• Supplied information
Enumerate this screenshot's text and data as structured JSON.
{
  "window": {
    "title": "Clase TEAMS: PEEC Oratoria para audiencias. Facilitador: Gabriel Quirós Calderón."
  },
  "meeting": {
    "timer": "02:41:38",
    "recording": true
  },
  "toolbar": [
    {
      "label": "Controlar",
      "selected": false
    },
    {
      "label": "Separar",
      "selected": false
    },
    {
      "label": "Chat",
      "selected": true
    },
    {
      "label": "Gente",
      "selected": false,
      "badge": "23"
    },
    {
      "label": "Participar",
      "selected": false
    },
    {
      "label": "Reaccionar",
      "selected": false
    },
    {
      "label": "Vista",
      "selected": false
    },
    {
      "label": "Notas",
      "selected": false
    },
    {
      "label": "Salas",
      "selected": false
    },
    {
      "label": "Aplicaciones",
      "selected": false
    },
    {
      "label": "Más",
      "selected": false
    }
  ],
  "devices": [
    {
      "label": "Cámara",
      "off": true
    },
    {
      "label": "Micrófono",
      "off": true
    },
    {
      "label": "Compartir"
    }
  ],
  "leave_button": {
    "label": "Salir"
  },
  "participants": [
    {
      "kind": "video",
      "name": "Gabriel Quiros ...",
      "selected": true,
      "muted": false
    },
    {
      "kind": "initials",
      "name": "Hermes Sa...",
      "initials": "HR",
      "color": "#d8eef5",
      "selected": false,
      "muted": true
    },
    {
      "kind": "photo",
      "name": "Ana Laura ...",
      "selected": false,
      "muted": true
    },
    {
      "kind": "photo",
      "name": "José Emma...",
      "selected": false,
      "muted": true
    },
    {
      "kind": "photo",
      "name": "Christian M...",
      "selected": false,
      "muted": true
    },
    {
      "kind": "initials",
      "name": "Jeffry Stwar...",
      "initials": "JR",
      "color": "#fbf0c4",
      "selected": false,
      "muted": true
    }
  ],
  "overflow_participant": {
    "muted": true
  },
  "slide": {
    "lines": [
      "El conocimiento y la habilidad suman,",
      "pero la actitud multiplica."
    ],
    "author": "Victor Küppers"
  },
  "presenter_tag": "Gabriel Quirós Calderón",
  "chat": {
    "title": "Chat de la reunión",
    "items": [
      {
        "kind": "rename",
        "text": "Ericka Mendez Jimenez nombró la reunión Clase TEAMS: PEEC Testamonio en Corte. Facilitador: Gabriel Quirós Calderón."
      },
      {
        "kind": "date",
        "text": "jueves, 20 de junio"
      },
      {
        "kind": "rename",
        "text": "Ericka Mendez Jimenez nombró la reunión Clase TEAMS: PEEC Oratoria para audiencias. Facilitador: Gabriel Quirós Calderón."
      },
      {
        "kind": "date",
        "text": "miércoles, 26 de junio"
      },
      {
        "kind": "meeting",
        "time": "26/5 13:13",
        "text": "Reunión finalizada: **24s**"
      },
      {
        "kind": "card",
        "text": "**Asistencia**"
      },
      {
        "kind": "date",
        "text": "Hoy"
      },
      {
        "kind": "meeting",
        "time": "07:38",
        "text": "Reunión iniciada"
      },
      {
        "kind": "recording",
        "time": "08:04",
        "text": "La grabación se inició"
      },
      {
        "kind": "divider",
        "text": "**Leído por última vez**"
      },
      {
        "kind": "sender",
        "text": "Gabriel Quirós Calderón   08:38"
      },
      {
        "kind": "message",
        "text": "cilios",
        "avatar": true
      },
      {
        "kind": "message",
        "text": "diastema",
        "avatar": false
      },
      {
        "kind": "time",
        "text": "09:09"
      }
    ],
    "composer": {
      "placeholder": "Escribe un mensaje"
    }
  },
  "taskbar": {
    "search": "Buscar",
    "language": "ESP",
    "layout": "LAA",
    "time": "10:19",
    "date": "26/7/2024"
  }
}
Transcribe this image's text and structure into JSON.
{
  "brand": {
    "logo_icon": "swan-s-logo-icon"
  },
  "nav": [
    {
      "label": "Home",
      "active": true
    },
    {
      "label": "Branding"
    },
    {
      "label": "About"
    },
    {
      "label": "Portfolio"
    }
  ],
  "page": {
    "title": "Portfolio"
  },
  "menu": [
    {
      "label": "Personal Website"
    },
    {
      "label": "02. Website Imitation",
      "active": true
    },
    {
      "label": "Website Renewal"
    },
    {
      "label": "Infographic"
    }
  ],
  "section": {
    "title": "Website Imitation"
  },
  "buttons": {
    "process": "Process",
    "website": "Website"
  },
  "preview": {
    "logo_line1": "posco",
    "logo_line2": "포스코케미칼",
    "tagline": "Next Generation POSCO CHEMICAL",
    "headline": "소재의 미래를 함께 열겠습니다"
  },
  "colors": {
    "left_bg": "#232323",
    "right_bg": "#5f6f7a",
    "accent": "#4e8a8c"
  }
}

• Task prompt
Report how many lines of the listing hold the string "Ericka", giving only the number.

• Final answer
2